Here is a listing, set out below; repeat its lines from the one with "Serialize everything readable" to the last, both included, and leave out the pictures.

Dataset excerpt
begin

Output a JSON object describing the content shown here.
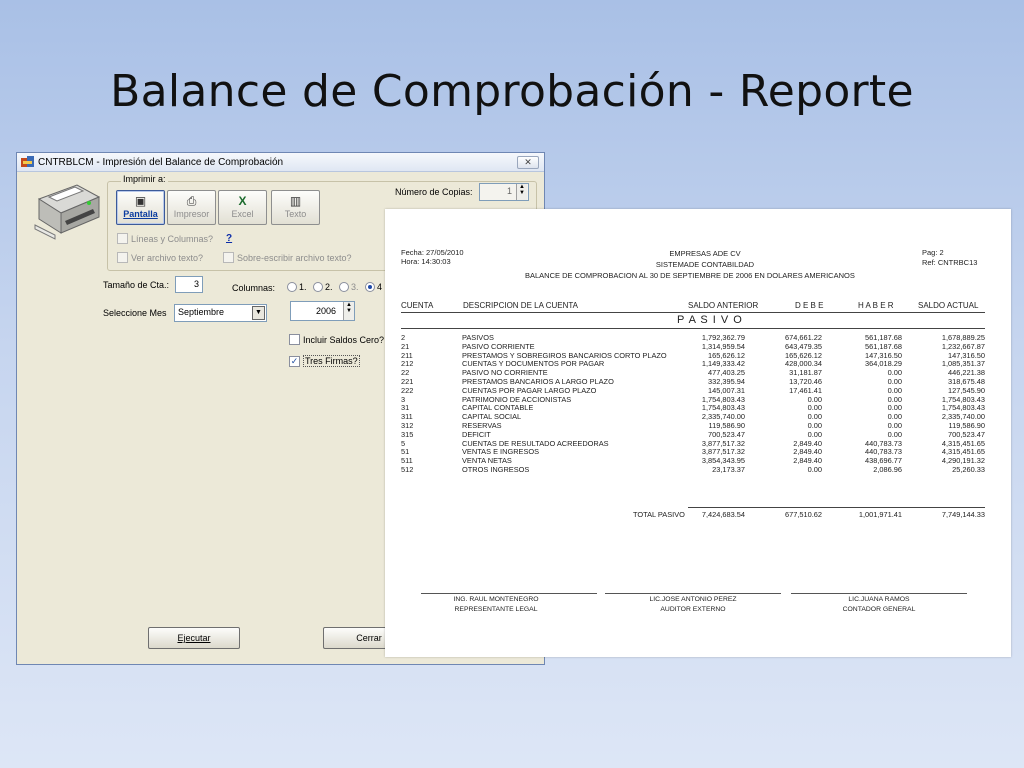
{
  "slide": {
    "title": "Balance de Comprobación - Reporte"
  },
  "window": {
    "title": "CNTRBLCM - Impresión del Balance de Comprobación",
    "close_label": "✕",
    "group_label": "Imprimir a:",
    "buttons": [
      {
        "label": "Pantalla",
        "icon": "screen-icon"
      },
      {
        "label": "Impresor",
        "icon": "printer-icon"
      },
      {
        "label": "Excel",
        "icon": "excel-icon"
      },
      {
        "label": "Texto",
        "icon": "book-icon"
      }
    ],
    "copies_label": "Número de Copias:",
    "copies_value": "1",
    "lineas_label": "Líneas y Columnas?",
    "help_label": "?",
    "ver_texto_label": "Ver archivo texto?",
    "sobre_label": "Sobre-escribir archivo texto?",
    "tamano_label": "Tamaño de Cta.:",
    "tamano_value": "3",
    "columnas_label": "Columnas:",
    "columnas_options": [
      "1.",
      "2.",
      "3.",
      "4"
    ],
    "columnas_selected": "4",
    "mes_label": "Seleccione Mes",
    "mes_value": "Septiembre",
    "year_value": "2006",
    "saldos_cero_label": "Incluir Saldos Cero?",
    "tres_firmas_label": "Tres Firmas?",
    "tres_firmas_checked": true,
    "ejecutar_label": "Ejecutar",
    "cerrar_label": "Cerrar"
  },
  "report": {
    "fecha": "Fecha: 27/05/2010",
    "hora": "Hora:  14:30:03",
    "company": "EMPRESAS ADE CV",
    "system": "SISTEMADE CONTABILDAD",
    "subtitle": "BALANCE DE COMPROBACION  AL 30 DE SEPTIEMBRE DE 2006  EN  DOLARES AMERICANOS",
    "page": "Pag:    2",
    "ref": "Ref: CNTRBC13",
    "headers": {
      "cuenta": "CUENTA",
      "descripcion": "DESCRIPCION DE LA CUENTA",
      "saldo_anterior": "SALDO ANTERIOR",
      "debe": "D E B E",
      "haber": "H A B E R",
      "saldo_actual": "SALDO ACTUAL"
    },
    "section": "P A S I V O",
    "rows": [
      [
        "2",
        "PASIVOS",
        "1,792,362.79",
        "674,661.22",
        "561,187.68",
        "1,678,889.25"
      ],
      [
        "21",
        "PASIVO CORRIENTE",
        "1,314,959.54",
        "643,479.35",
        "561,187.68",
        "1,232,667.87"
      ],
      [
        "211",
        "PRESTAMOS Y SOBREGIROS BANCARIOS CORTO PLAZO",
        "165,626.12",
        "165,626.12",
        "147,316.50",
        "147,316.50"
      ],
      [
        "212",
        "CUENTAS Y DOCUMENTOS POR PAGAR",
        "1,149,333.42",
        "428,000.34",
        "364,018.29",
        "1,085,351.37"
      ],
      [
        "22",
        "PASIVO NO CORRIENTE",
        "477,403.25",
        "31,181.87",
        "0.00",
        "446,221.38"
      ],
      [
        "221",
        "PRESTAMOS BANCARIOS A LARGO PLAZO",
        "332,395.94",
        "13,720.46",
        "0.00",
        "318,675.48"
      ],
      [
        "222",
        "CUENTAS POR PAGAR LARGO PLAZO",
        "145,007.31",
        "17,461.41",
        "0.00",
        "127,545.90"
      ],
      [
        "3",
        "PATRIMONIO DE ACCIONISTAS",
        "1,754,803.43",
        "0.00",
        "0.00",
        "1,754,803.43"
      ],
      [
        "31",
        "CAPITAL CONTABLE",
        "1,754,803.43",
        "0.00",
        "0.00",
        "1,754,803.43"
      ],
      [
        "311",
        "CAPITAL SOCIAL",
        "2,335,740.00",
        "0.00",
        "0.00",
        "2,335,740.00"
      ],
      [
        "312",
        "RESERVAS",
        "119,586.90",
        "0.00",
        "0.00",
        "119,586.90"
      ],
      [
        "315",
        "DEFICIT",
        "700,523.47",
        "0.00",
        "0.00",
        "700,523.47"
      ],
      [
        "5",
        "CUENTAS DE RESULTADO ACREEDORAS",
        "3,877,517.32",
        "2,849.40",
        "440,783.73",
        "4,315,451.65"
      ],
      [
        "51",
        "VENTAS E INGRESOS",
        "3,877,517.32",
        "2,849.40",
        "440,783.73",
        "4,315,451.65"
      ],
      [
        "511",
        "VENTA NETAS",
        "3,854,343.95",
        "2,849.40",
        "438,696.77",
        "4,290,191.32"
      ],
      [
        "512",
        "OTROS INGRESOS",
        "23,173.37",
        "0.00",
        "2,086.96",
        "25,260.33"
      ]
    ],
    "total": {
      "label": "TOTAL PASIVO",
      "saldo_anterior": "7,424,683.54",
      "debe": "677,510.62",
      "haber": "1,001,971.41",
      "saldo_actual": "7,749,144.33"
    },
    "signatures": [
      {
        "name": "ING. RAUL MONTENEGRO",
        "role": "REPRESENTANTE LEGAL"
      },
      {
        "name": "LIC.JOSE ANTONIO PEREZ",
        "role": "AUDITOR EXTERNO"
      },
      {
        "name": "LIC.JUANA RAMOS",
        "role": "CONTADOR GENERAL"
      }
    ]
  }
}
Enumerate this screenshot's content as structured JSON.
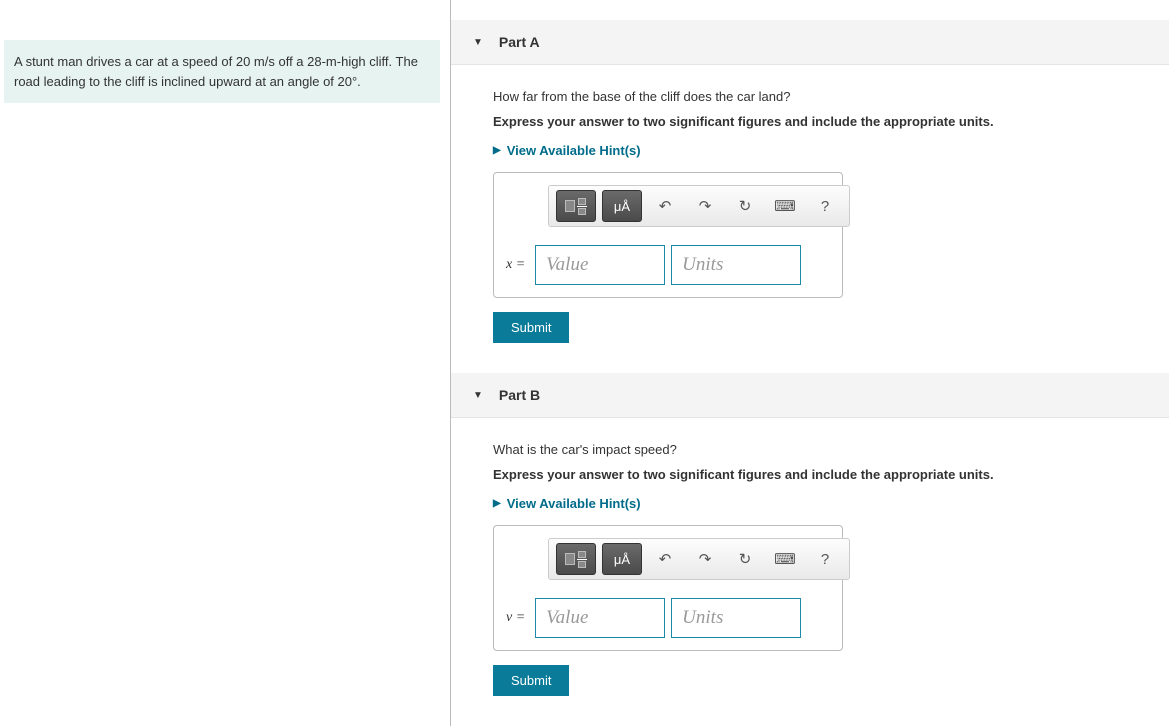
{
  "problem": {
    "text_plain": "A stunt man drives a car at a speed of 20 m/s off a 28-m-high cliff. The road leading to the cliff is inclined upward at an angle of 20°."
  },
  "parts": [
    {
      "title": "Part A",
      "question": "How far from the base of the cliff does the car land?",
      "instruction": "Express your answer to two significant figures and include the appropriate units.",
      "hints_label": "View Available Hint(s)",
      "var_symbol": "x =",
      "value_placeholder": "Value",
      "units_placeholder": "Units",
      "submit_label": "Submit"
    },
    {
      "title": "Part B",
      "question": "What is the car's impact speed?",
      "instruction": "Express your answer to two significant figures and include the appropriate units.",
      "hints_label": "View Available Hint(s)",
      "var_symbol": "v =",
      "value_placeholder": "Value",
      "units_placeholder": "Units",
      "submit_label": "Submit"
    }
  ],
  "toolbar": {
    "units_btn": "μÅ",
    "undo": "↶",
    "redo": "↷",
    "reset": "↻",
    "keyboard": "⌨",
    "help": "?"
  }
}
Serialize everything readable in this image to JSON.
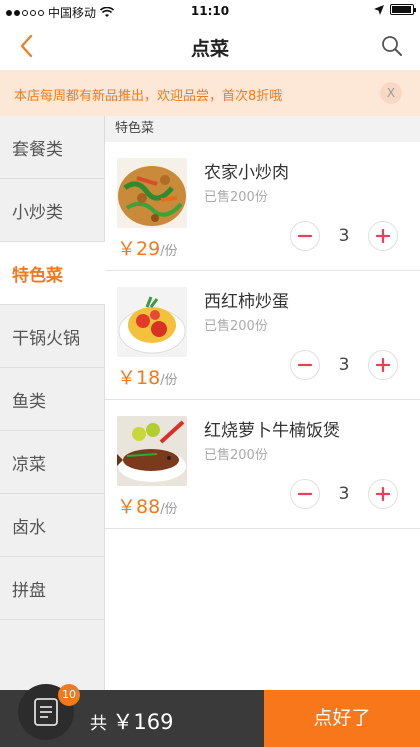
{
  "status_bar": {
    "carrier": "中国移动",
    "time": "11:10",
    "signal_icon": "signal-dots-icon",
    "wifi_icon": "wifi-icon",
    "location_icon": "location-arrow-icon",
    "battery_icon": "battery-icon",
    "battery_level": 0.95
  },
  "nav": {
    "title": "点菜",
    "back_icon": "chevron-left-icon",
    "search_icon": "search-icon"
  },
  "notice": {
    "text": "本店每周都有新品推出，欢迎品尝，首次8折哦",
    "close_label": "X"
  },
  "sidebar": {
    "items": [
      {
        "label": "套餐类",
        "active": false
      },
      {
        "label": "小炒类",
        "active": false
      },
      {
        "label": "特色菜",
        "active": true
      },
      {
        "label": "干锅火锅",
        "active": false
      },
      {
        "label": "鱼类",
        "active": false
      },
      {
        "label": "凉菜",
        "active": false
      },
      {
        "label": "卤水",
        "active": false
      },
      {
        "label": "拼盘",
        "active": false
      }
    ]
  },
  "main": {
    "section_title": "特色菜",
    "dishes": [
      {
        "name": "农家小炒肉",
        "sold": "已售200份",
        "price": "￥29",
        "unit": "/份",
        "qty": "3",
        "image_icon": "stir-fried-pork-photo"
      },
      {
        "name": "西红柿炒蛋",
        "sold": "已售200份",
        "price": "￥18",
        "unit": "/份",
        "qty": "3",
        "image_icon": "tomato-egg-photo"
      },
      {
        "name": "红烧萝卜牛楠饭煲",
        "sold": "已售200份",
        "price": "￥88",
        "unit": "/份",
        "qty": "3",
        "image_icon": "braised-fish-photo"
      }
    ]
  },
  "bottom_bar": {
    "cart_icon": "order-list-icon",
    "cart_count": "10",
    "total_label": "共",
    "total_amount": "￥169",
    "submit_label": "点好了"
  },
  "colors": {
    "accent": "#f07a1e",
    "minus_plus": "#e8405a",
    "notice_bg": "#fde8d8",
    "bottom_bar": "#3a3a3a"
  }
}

end

Output below:
Serialize everything readable in this image to JSON.
{
  "status_bar": {
    "carrier": "中国移动",
    "time": "11:10",
    "signal_icon": "signal-dots-icon",
    "wifi_icon": "wifi-icon",
    "location_icon": "location-arrow-icon",
    "battery_icon": "battery-icon",
    "battery_level": 0.95
  },
  "nav": {
    "title": "点菜",
    "back_icon": "chevron-left-icon",
    "search_icon": "search-icon"
  },
  "notice": {
    "text": "本店每周都有新品推出，欢迎品尝，首次8折哦",
    "close_label": "X"
  },
  "sidebar": {
    "items": [
      {
        "label": "套餐类",
        "active": false
      },
      {
        "label": "小炒类",
        "active": false
      },
      {
        "label": "特色菜",
        "active": true
      },
      {
        "label": "干锅火锅",
        "active": false
      },
      {
        "label": "鱼类",
        "active": false
      },
      {
        "label": "凉菜",
        "active": false
      },
      {
        "label": "卤水",
        "active": false
      },
      {
        "label": "拼盘",
        "active": false
      }
    ]
  },
  "main": {
    "section_title": "特色菜",
    "dishes": [
      {
        "name": "农家小炒肉",
        "sold": "已售200份",
        "price": "￥29",
        "unit": "/份",
        "qty": "3",
        "image_icon": "stir-fried-pork-photo"
      },
      {
        "name": "西红柿炒蛋",
        "sold": "已售200份",
        "price": "￥18",
        "unit": "/份",
        "qty": "3",
        "image_icon": "tomato-egg-photo"
      },
      {
        "name": "红烧萝卜牛楠饭煲",
        "sold": "已售200份",
        "price": "￥88",
        "unit": "/份",
        "qty": "3",
        "image_icon": "braised-fish-photo"
      }
    ]
  },
  "bottom_bar": {
    "cart_icon": "order-list-icon",
    "cart_count": "10",
    "total_label": "共",
    "total_amount": "￥169",
    "submit_label": "点好了"
  },
  "colors": {
    "accent": "#f07a1e",
    "minus_plus": "#e8405a",
    "notice_bg": "#fde8d8",
    "bottom_bar": "#3a3a3a"
  }
}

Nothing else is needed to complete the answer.